## The task
Count every line in the data below where "methods" occurs, then state that number and nothing more.

**** Excerpted records

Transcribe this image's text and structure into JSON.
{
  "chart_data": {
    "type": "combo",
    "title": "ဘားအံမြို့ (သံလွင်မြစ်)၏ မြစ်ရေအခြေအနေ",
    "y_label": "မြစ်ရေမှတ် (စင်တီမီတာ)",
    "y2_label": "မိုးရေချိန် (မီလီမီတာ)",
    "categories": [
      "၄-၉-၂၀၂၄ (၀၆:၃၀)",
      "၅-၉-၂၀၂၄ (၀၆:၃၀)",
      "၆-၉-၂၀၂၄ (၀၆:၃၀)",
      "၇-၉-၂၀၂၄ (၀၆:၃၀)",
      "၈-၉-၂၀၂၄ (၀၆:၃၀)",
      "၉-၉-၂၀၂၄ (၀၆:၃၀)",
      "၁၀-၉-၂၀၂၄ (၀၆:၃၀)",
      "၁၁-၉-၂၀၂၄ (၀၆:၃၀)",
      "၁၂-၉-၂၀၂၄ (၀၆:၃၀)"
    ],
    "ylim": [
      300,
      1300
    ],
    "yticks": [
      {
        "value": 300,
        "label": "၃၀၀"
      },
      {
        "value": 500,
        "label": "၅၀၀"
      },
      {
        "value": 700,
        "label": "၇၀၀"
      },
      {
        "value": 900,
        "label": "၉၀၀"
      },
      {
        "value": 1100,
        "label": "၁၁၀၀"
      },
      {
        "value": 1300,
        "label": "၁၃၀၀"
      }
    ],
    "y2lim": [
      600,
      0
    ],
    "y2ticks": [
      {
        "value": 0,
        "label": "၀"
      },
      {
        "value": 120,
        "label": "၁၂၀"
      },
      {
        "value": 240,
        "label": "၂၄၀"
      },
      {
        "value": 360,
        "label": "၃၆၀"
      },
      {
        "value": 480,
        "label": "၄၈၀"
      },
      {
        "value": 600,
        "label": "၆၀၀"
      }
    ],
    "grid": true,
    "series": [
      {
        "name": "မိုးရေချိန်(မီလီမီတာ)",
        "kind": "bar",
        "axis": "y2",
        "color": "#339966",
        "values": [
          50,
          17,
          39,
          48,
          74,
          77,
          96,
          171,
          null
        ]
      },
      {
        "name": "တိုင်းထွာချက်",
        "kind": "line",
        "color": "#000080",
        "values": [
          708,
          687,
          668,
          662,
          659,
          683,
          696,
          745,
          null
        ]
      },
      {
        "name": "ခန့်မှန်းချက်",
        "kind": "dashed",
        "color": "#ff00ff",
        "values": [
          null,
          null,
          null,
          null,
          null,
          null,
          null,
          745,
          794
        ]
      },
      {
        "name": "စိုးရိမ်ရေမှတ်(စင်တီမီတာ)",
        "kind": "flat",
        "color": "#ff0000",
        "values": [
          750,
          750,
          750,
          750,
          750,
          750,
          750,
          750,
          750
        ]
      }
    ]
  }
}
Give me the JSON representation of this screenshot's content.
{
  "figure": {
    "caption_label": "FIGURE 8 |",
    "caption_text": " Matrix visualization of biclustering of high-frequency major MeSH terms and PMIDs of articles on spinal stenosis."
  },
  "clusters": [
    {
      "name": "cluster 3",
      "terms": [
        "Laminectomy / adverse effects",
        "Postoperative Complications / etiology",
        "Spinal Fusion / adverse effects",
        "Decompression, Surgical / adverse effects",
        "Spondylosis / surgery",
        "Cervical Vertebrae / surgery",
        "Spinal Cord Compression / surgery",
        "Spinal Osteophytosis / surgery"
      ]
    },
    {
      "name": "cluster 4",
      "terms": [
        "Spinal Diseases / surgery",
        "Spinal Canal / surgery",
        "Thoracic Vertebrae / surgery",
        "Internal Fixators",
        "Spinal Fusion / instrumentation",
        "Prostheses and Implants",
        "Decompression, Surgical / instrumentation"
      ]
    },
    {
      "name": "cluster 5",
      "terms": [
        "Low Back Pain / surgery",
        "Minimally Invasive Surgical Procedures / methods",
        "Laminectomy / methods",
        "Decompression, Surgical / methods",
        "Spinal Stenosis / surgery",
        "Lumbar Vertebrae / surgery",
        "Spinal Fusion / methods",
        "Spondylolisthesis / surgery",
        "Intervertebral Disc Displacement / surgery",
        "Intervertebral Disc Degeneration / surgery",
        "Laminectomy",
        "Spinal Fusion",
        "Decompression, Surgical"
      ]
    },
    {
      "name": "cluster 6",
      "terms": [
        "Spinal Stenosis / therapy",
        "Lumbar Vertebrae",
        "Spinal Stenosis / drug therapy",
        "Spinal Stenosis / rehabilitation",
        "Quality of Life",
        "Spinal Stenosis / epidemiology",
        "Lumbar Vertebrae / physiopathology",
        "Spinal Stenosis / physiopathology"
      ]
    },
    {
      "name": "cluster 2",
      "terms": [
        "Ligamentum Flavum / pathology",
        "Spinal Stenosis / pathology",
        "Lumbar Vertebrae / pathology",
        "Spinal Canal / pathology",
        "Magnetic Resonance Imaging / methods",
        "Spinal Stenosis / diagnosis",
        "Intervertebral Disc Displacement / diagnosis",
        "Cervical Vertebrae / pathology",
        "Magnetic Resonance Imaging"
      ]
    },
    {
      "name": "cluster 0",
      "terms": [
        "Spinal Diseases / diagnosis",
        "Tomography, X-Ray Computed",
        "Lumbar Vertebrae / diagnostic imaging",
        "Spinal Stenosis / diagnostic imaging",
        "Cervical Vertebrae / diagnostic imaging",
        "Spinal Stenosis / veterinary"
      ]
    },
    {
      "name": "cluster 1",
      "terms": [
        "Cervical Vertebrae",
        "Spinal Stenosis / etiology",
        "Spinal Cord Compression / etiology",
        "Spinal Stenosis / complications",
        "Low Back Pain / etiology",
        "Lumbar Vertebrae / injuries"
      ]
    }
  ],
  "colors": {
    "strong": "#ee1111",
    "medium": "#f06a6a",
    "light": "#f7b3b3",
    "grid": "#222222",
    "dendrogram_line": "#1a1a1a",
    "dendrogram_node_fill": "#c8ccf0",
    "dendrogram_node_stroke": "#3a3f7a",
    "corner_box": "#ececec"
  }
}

********

## Response to this task
5